Short exercise: Can the data below be echoed back word for word?

[Dataset items]
══════

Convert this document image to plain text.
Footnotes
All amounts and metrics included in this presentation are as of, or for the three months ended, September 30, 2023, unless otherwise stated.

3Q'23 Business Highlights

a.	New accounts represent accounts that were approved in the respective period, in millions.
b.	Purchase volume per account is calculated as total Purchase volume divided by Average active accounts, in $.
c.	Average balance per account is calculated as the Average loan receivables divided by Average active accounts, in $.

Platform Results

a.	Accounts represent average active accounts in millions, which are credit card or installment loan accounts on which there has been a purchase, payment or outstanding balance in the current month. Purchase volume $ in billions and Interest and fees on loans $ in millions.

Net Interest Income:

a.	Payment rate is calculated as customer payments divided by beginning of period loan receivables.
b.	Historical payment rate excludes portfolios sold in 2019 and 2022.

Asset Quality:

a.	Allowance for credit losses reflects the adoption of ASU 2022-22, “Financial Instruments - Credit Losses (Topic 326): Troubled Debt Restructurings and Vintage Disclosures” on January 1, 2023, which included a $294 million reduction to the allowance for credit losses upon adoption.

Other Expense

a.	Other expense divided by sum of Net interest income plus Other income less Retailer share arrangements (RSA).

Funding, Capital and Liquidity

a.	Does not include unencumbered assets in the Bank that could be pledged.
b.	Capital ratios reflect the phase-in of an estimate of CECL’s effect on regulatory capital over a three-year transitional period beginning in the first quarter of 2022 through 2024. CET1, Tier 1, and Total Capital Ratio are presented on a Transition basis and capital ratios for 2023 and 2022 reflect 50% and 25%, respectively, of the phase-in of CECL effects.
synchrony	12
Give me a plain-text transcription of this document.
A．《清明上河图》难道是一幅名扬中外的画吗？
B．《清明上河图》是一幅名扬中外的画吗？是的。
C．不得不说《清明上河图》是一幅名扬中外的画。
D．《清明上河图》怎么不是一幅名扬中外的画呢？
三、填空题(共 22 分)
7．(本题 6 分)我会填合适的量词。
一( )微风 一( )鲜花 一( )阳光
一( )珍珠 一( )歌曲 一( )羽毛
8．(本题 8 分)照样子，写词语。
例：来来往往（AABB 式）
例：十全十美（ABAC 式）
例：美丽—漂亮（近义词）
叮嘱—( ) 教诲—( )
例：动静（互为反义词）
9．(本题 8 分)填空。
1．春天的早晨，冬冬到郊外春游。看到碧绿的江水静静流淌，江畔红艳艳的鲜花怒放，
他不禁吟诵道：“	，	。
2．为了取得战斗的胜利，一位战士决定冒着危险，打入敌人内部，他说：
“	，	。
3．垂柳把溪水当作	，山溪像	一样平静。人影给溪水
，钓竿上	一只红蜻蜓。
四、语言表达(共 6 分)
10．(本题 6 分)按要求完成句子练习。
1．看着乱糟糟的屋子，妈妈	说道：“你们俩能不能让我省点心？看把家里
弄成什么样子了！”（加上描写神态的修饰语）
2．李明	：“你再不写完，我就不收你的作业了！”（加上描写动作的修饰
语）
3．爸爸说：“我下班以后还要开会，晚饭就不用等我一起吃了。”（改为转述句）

══════

Solved exercise:
Convert this document image to plain text.
Footnotes
All amounts and metrics included in this presentation are as of, or for the three months ended, September 30, 2023, unless otherwise stated.

3Q'23 Business Highlights

a.	New accounts represent accounts that were approved in the respective period, in millions.
b.	Purchase volume per account is calculated as total Purchase volume divided by Average active accounts, in $.
c.	Average balance per account is calculated as the Average loan receivables divided by Average active accounts, in $.

Platform Results

a.	Accounts represent average active accounts in millions, which are credit card or installment loan accounts on which there has been a purchase, payment or outstanding balance in the current month. Purchase volume $ in billions and Interest and fees on loans $ in millions.

Net Interest Income:

a.	Payment rate is calculated as customer payments divided by beginning of period loan receivables.
b.	Historical payment rate excludes portfolios sold in 2019 and 2022.

Asset Quality:

a.	Allowance for credit losses reflects the adoption of ASU 2022-22, “Financial Instruments - Credit Losses (Topic 326): Troubled Debt Restructurings and Vintage Disclosures” on January 1, 2023, which included a $294 million reduction to the allowance for credit losses upon adoption.

Other Expense

a.	Other expense divided by sum of Net interest income plus Other income less Retailer share arrangements (RSA).

Funding, Capital and Liquidity

a.	Does not include unencumbered assets in the Bank that could be pledged.
b.	Capital ratios reflect the phase-in of an estimate of CECL’s effect on regulatory capital over a three-year transitional period beginning in the first quarter of 2022 through 2024. CET1, Tier 1, and Total Capital Ratio are presented on a Transition basis and capital ratios for 2023 and 2022 reflect 50% and 25%, respectively, of the phase-in of CECL effects.
synchrony	12
Give me a plain-text transcription of this document.
A．《清明上河图》难道是一幅名扬中外的画吗？
B．《清明上河图》是一幅名扬中外的画吗？是的。
C．不得不说《清明上河图》是一幅名扬中外的画。
D．《清明上河图》怎么不是一幅名扬中外的画呢？
三、填空题(共 22 分)
7．(本题 6 分)我会填合适的量词。
一( )微风 一( )鲜花 一( )阳光
一( )珍珠 一( )歌曲 一( )羽毛
8．(本题 8 分)照样子，写词语。
例：来来往往（AABB 式）
例：十全十美（ABAC 式）
例：美丽—漂亮（近义词）
叮嘱—( ) 教诲—( )
例：动静（互为反义词）
9．(本题 8 分)填空。
1．春天的早晨，冬冬到郊外春游。看到碧绿的江水静静流淌，江畔红艳艳的鲜花怒放，
他不禁吟诵道：“	，	。
2．为了取得战斗的胜利，一位战士决定冒着危险，打入敌人内部，他说：
“	，	。
3．垂柳把溪水当作	，山溪像	一样平静。人影给溪水
，钓竿上	一只红蜻蜓。
四、语言表达(共 6 分)
10．(本题 6 分)按要求完成句子练习。
1．看着乱糟糟的屋子，妈妈	说道：“你们俩能不能让我省点心？看把家里
弄成什么样子了！”（加上描写神态的修饰语）
2．李明	：“你再不写完，我就不收你的作业了！”（加上描写动作的修饰
语）
3．爸爸说：“我下班以后还要开会，晚饭就不用等我一起吃了。”（改为转述句）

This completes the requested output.